▶ [PROBLEM TO WORK ON]: According to the text on H1B grace periods, how long before the validity of the petition can an H1B worker be admitted to the U.S.?

▶ [TEXT EXTRACT]:
════════

Mr. Hernandez specifically negated the existence of a ten-day grace period following employment termination. There are ten-day grace periods allowed in three other instances. These are (a) the H1B worker can be admitted to the U.S. up to 10 days prior to the validity of his/her petition; (b) the H1B worker has a ten-day grace period following the expiration of the period of admission; and (c) in the case of denials of extensions, the H1B worker is given up to ten days to depart the U.S. Unfortunately, termination of employment is not covered by any of these exceptions. Some find it hard to see why a terminated H1B worker should be treated any differently from the H1B worker whose period of H1B admission has expired. There is far less warning and predictability in cases of layoffs or of other terminations.

════════

▶ [DATA]:
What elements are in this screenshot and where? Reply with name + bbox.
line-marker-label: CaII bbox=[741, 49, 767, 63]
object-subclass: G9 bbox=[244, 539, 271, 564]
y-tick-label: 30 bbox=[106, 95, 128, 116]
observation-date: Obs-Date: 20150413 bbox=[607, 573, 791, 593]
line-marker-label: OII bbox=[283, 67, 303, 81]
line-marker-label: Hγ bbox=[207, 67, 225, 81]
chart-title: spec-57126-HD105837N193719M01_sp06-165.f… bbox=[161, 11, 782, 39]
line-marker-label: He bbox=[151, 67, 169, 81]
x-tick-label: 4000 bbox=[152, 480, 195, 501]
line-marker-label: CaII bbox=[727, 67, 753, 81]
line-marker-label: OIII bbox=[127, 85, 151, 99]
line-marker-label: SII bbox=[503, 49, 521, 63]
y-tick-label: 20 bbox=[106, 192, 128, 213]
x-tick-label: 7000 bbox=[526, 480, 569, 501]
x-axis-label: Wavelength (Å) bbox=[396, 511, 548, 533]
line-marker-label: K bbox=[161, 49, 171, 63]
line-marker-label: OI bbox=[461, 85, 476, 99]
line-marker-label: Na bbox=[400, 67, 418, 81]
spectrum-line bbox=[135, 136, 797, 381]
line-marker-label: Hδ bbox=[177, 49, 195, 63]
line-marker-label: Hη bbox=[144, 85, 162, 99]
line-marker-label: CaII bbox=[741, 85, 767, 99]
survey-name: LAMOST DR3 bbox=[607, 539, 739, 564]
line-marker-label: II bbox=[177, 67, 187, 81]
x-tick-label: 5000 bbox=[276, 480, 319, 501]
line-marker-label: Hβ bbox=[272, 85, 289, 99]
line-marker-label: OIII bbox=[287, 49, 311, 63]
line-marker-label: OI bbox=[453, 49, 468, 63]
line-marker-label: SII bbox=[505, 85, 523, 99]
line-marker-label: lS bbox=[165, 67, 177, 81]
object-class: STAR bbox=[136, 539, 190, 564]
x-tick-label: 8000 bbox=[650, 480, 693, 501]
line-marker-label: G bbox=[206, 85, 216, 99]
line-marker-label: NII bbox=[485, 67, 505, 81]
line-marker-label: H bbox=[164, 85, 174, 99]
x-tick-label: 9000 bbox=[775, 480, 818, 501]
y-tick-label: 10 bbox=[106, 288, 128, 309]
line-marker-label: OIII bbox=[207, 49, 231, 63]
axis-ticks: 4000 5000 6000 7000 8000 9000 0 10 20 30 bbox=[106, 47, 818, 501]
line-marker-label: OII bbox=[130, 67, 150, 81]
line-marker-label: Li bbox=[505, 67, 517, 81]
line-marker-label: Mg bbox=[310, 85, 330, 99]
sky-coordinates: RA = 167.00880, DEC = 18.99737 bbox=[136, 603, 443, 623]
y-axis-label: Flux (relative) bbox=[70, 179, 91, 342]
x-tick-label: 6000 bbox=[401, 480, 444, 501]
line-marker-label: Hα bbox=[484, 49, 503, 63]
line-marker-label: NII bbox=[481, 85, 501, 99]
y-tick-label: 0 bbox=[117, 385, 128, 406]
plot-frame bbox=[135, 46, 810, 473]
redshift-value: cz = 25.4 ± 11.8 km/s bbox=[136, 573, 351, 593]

════════

▶ [THE RESPONSE]: Up to 10 days before the petition becomes valid.